Would you extract the whole listing below and retype it exactly?

━━━ Dataset rows

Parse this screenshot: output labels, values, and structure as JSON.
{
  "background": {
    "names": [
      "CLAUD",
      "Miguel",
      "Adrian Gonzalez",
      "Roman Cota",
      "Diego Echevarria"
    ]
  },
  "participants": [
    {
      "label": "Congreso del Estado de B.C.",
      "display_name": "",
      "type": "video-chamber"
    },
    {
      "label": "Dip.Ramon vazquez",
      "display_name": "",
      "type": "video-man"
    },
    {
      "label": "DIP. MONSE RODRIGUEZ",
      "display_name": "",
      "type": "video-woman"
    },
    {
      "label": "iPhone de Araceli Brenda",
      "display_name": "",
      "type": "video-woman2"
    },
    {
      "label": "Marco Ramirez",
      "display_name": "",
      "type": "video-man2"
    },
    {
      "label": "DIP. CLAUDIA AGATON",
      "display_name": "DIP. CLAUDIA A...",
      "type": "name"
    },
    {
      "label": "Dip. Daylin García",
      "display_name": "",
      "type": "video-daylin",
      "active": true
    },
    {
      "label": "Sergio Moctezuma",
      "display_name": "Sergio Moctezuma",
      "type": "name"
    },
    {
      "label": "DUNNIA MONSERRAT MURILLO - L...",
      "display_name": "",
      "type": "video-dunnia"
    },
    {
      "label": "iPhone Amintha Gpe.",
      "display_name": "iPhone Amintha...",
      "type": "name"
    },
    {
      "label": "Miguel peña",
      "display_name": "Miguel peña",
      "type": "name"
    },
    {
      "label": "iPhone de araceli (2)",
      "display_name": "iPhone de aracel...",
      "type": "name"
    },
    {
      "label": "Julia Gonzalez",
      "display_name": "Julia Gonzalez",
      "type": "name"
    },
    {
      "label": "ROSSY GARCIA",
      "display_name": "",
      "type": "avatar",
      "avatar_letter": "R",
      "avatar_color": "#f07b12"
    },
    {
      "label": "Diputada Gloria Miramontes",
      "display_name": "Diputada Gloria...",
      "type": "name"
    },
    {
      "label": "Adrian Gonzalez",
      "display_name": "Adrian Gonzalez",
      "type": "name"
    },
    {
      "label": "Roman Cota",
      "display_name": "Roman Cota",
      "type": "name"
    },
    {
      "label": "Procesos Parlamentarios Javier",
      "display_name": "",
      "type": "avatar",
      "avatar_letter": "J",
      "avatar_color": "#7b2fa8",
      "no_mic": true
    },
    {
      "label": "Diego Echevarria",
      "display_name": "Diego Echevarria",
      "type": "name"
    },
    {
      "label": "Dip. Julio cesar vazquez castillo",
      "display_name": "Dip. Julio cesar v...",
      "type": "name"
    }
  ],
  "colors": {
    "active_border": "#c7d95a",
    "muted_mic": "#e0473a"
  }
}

━━━━━━

Written answer>
Parse this screenshot: output labels, values, and structure as JSON.
{
  "background": {
    "names": [
      "CLAUD",
      "Miguel",
      "Adrian Gonzalez",
      "Roman Cota",
      "Diego Echevarria"
    ]
  },
  "participants": [
    {
      "label": "Congreso del Estado de B.C.",
      "display_name": "",
      "type": "video-chamber"
    },
    {
      "label": "Dip.Ramon vazquez",
      "display_name": "",
      "type": "video-man"
    },
    {
      "label": "DIP. MONSE RODRIGUEZ",
      "display_name": "",
      "type": "video-woman"
    },
    {
      "label": "iPhone de Araceli Brenda",
      "display_name": "",
      "type": "video-woman2"
    },
    {
      "label": "Marco Ramirez",
      "display_name": "",
      "type": "video-man2"
    },
    {
      "label": "DIP. CLAUDIA AGATON",
      "display_name": "DIP. CLAUDIA A...",
      "type": "name"
    },
    {
      "label": "Dip. Daylin García",
      "display_name": "",
      "type": "video-daylin",
      "active": true
    },
    {
      "label": "Sergio Moctezuma",
      "display_name": "Sergio Moctezuma",
      "type": "name"
    },
    {
      "label": "DUNNIA MONSERRAT MURILLO - L...",
      "display_name": "",
      "type": "video-dunnia"
    },
    {
      "label": "iPhone Amintha Gpe.",
      "display_name": "iPhone Amintha...",
      "type": "name"
    },
    {
      "label": "Miguel peña",
      "display_name": "Miguel peña",
      "type": "name"
    },
    {
      "label": "iPhone de araceli (2)",
      "display_name": "iPhone de aracel...",
      "type": "name"
    },
    {
      "label": "Julia Gonzalez",
      "display_name": "Julia Gonzalez",
      "type": "name"
    },
    {
      "label": "ROSSY GARCIA",
      "display_name": "",
      "type": "avatar",
      "avatar_letter": "R",
      "avatar_color": "#f07b12"
    },
    {
      "label": "Diputada Gloria Miramontes",
      "display_name": "Diputada Gloria...",
      "type": "name"
    },
    {
      "label": "Adrian Gonzalez",
      "display_name": "Adrian Gonzalez",
      "type": "name"
    },
    {
      "label": "Roman Cota",
      "display_name": "Roman Cota",
      "type": "name"
    },
    {
      "label": "Procesos Parlamentarios Javier",
      "display_name": "",
      "type": "avatar",
      "avatar_letter": "J",
      "avatar_color": "#7b2fa8",
      "no_mic": true
    },
    {
      "label": "Diego Echevarria",
      "display_name": "Diego Echevarria",
      "type": "name"
    },
    {
      "label": "Dip. Julio cesar vazquez castillo",
      "display_name": "Dip. Julio cesar v...",
      "type": "name"
    }
  ],
  "colors": {
    "active_border": "#c7d95a",
    "muted_mic": "#e0473a"
  }
}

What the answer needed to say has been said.